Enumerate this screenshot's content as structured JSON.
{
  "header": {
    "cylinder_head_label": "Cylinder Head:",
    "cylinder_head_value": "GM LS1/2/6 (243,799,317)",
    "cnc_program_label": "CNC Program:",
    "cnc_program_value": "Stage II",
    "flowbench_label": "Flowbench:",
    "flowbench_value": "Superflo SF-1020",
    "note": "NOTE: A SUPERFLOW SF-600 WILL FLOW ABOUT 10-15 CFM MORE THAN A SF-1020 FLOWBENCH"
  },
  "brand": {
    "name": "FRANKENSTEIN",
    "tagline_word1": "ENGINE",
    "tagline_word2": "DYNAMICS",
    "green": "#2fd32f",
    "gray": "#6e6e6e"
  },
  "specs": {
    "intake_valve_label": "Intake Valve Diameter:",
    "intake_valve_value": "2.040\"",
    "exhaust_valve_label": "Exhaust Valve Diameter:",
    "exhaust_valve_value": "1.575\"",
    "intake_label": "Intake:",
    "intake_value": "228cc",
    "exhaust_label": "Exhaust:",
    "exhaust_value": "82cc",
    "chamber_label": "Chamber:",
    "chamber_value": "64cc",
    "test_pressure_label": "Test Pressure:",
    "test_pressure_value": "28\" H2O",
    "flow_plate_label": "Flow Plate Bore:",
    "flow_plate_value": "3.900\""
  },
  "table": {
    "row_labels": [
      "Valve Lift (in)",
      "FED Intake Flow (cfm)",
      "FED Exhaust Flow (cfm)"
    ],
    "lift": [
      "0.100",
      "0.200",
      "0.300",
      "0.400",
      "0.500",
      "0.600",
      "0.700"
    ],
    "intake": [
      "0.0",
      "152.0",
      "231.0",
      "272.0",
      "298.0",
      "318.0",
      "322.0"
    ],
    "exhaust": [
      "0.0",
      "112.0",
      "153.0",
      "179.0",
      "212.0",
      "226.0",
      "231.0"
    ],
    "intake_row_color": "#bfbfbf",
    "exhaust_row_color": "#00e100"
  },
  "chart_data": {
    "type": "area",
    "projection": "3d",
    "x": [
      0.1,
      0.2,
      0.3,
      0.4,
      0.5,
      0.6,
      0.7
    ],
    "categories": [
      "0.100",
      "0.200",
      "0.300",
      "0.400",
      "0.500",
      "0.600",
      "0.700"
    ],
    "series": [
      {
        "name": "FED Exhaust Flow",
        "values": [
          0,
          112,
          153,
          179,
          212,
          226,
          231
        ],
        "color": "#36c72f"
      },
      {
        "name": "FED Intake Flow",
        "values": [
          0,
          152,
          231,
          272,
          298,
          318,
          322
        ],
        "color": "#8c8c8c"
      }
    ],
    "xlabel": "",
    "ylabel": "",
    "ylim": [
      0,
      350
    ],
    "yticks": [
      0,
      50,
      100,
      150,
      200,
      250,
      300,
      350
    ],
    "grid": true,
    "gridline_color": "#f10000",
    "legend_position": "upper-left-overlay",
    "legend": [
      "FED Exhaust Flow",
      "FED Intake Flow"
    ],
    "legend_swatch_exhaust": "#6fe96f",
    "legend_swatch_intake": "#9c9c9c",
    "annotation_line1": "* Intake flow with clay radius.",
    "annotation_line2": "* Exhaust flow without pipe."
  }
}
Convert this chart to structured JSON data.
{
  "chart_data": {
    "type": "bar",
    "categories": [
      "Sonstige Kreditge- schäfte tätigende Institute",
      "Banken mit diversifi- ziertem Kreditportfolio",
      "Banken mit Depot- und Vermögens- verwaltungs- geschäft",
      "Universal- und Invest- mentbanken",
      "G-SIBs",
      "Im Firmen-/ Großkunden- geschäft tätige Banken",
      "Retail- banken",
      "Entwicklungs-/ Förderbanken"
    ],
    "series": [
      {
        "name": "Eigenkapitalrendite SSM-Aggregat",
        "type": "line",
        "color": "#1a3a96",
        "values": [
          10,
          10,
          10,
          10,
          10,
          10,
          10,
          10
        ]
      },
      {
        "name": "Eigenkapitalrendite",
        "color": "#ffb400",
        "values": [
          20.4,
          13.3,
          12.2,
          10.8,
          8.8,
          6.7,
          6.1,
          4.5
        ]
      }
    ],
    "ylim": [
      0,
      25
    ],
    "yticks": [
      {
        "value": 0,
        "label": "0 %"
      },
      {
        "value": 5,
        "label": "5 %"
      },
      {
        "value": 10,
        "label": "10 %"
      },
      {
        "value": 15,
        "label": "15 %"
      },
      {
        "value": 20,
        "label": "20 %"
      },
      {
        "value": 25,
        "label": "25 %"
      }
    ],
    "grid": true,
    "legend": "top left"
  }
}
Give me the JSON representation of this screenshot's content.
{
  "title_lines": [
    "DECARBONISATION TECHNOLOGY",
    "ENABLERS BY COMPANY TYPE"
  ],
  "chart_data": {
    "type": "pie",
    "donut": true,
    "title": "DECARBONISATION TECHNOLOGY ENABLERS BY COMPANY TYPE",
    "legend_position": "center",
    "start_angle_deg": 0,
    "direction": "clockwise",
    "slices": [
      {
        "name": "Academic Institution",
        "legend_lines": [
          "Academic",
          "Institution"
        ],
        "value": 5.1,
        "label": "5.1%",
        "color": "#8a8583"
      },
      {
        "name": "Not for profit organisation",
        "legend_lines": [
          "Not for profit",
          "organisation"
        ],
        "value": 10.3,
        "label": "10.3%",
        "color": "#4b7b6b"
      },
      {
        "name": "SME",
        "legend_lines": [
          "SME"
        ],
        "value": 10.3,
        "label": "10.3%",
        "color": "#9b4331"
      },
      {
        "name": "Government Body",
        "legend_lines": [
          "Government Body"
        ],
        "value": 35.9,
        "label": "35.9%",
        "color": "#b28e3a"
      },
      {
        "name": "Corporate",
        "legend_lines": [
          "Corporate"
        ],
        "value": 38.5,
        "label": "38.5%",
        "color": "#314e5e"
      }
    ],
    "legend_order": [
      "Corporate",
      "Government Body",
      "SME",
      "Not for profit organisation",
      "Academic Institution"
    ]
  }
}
☆ ☆ ☆ ☆
- **Task statement**:
Set down the entries verbatim, leaving none out.

- **Output of the task**:
Enumerate this screenshot's content as structured JSON.
{
  "header": {
    "cylinder_head_label": "Cylinder Head:",
    "cylinder_head_value": "GM LS1/2/6 (243,799,317)",
    "cnc_program_label": "CNC Program:",
    "cnc_program_value": "Stage II",
    "flowbench_label": "Flowbench:",
    "flowbench_value": "Superflo SF-1020",
    "note": "NOTE: A SUPERFLOW SF-600 WILL FLOW ABOUT 10-15 CFM MORE THAN A SF-1020 FLOWBENCH"
  },
  "brand": {
    "name": "FRANKENSTEIN",
    "tagline_word1": "ENGINE",
    "tagline_word2": "DYNAMICS",
    "green": "#2fd32f",
    "gray": "#6e6e6e"
  },
  "specs": {
    "intake_valve_label": "Intake Valve Diameter:",
    "intake_valve_value": "2.040\"",
    "exhaust_valve_label": "Exhaust Valve Diameter:",
    "exhaust_valve_value": "1.575\"",
    "intake_label": "Intake:",
    "intake_value": "228cc",
    "exhaust_label": "Exhaust:",
    "exhaust_value": "82cc",
    "chamber_label": "Chamber:",
    "chamber_value": "64cc",
    "test_pressure_label": "Test Pressure:",
    "test_pressure_value": "28\" H2O",
    "flow_plate_label": "Flow Plate Bore:",
    "flow_plate_value": "3.900\""
  },
  "table": {
    "row_labels": [
      "Valve Lift (in)",
      "FED Intake Flow (cfm)",
      "FED Exhaust Flow (cfm)"
    ],
    "lift": [
      "0.100",
      "0.200",
      "0.300",
      "0.400",
      "0.500",
      "0.600",
      "0.700"
    ],
    "intake": [
      "0.0",
      "152.0",
      "231.0",
      "272.0",
      "298.0",
      "318.0",
      "322.0"
    ],
    "exhaust": [
      "0.0",
      "112.0",
      "153.0",
      "179.0",
      "212.0",
      "226.0",
      "231.0"
    ],
    "intake_row_color": "#bfbfbf",
    "exhaust_row_color": "#00e100"
  },
  "chart_data": {
    "type": "area",
    "projection": "3d",
    "x": [
      0.1,
      0.2,
      0.3,
      0.4,
      0.5,
      0.6,
      0.7
    ],
    "categories": [
      "0.100",
      "0.200",
      "0.300",
      "0.400",
      "0.500",
      "0.600",
      "0.700"
    ],
    "series": [
      {
        "name": "FED Exhaust Flow",
        "values": [
          0,
          112,
          153,
          179,
          212,
          226,
          231
        ],
        "color": "#36c72f"
      },
      {
        "name": "FED Intake Flow",
        "values": [
          0,
          152,
          231,
          272,
          298,
          318,
          322
        ],
        "color": "#8c8c8c"
      }
    ],
    "xlabel": "",
    "ylabel": "",
    "ylim": [
      0,
      350
    ],
    "yticks": [
      0,
      50,
      100,
      150,
      200,
      250,
      300,
      350
    ],
    "grid": true,
    "gridline_color": "#f10000",
    "legend_position": "upper-left-overlay",
    "legend": [
      "FED Exhaust Flow",
      "FED Intake Flow"
    ],
    "legend_swatch_exhaust": "#6fe96f",
    "legend_swatch_intake": "#9c9c9c",
    "annotation_line1": "* Intake flow with clay radius.",
    "annotation_line2": "* Exhaust flow without pipe."
  }
}
Convert this chart to structured JSON data.
{
  "chart_data": {
    "type": "bar",
    "categories": [
      "Sonstige Kreditge- schäfte tätigende Institute",
      "Banken mit diversifi- ziertem Kreditportfolio",
      "Banken mit Depot- und Vermögens- verwaltungs- geschäft",
      "Universal- und Invest- mentbanken",
      "G-SIBs",
      "Im Firmen-/ Großkunden- geschäft tätige Banken",
      "Retail- banken",
      "Entwicklungs-/ Förderbanken"
    ],
    "series": [
      {
        "name": "Eigenkapitalrendite SSM-Aggregat",
        "type": "line",
        "color": "#1a3a96",
        "values": [
          10,
          10,
          10,
          10,
          10,
          10,
          10,
          10
        ]
      },
      {
        "name": "Eigenkapitalrendite",
        "color": "#ffb400",
        "values": [
          20.4,
          13.3,
          12.2,
          10.8,
          8.8,
          6.7,
          6.1,
          4.5
        ]
      }
    ],
    "ylim": [
      0,
      25
    ],
    "yticks": [
      {
        "value": 0,
        "label": "0 %"
      },
      {
        "value": 5,
        "label": "5 %"
      },
      {
        "value": 10,
        "label": "10 %"
      },
      {
        "value": 15,
        "label": "15 %"
      },
      {
        "value": 20,
        "label": "20 %"
      },
      {
        "value": 25,
        "label": "25 %"
      }
    ],
    "grid": true,
    "legend": "top left"
  }
}
Give me the JSON representation of this screenshot's content.
{
  "title_lines": [
    "DECARBONISATION TECHNOLOGY",
    "ENABLERS BY COMPANY TYPE"
  ],
  "chart_data": {
    "type": "pie",
    "donut": true,
    "title": "DECARBONISATION TECHNOLOGY ENABLERS BY COMPANY TYPE",
    "legend_position": "center",
    "start_angle_deg": 0,
    "direction": "clockwise",
    "slices": [
      {
        "name": "Academic Institution",
        "legend_lines": [
          "Academic",
          "Institution"
        ],
        "value": 5.1,
        "label": "5.1%",
        "color": "#8a8583"
      },
      {
        "name": "Not for profit organisation",
        "legend_lines": [
          "Not for profit",
          "organisation"
        ],
        "value": 10.3,
        "label": "10.3%",
        "color": "#4b7b6b"
      },
      {
        "name": "SME",
        "legend_lines": [
          "SME"
        ],
        "value": 10.3,
        "label": "10.3%",
        "color": "#9b4331"
      },
      {
        "name": "Government Body",
        "legend_lines": [
          "Government Body"
        ],
        "value": 35.9,
        "label": "35.9%",
        "color": "#b28e3a"
      },
      {
        "name": "Corporate",
        "legend_lines": [
          "Corporate"
        ],
        "value": 38.5,
        "label": "38.5%",
        "color": "#314e5e"
      }
    ],
    "legend_order": [
      "Corporate",
      "Government Body",
      "SME",
      "Not for profit organisation",
      "Academic Institution"
    ]
  }
}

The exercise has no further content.